Aim » Give the count of lines that include the string "placement". Add nothing to it.

* * *

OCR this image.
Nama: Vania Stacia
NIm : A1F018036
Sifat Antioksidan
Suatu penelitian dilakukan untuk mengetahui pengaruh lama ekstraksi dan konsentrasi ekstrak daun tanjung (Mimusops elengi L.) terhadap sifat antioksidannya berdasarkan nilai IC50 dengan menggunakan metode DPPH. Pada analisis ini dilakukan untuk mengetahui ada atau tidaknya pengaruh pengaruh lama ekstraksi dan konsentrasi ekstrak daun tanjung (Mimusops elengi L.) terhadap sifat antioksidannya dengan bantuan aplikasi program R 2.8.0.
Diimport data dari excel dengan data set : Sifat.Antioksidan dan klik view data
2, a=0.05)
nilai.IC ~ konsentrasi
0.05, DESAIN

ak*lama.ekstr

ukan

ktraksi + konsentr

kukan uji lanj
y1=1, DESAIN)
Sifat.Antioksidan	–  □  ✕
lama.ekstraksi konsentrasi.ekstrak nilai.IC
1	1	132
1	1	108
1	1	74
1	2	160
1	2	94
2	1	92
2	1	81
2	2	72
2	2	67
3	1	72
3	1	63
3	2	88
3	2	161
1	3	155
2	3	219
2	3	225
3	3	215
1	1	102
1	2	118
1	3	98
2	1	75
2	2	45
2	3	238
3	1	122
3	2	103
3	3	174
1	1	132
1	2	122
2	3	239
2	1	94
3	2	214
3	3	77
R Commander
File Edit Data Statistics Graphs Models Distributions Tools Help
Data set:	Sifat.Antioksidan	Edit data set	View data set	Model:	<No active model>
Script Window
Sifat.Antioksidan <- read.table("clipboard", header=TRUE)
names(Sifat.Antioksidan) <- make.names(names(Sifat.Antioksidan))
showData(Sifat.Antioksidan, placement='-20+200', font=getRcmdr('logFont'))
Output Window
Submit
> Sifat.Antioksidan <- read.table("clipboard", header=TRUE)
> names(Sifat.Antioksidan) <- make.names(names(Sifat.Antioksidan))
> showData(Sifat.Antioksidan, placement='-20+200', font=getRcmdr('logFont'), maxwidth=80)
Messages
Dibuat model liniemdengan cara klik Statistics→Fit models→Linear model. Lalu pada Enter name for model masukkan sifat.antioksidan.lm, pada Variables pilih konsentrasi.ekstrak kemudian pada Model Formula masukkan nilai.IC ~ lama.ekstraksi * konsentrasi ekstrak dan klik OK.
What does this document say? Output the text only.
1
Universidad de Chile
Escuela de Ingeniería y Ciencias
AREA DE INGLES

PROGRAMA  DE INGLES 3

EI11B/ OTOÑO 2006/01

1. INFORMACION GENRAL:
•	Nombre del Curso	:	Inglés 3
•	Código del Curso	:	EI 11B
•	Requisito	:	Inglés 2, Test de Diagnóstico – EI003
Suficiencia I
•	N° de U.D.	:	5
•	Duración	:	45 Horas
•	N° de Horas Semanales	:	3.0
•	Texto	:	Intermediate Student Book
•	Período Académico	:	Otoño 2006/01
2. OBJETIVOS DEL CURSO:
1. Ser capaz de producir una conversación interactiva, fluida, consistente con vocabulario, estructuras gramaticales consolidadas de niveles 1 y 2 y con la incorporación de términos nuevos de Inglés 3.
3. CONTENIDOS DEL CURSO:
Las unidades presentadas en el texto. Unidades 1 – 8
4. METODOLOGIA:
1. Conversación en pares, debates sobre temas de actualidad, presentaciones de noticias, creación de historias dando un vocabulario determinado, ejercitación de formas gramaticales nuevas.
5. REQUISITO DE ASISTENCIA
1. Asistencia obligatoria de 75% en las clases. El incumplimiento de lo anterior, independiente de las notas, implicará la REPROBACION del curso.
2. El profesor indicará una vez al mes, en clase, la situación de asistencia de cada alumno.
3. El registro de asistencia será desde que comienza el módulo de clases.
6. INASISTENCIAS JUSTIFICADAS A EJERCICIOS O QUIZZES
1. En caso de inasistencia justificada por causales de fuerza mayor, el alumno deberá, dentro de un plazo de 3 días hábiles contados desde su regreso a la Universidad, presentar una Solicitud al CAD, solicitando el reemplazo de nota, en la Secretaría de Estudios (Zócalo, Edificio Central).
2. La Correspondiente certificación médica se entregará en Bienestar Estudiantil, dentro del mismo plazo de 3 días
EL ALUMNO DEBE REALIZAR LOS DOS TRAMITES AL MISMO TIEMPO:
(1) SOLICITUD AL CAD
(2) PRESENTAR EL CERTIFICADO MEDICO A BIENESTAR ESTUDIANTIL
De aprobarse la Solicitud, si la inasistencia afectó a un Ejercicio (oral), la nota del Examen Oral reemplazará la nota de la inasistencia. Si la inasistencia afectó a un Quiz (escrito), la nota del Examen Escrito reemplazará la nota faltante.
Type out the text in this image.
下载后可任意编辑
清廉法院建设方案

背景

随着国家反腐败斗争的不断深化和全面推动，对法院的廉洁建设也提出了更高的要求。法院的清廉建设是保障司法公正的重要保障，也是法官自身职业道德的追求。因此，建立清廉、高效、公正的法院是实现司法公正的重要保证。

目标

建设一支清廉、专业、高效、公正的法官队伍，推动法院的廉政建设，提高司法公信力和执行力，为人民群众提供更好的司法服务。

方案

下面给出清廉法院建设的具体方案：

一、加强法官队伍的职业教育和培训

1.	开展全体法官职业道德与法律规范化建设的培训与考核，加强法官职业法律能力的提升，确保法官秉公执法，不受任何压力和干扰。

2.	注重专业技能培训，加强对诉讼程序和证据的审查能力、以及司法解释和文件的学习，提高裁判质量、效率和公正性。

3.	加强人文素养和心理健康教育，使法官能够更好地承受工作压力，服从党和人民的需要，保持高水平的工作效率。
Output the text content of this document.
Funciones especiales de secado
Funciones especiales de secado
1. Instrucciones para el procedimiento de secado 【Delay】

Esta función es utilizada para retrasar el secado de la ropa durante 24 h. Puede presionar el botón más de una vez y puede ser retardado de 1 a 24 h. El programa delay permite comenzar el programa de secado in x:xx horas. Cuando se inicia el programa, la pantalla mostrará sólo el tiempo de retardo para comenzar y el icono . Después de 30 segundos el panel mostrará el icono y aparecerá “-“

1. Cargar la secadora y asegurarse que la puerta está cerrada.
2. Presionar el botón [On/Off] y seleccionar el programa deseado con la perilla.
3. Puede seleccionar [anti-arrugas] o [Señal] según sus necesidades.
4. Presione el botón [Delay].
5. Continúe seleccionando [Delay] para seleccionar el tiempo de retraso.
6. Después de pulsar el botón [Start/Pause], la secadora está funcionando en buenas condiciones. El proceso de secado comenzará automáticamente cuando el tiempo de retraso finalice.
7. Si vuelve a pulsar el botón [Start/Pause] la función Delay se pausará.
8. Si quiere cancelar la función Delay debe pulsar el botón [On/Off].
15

* * *

Worked solution » 2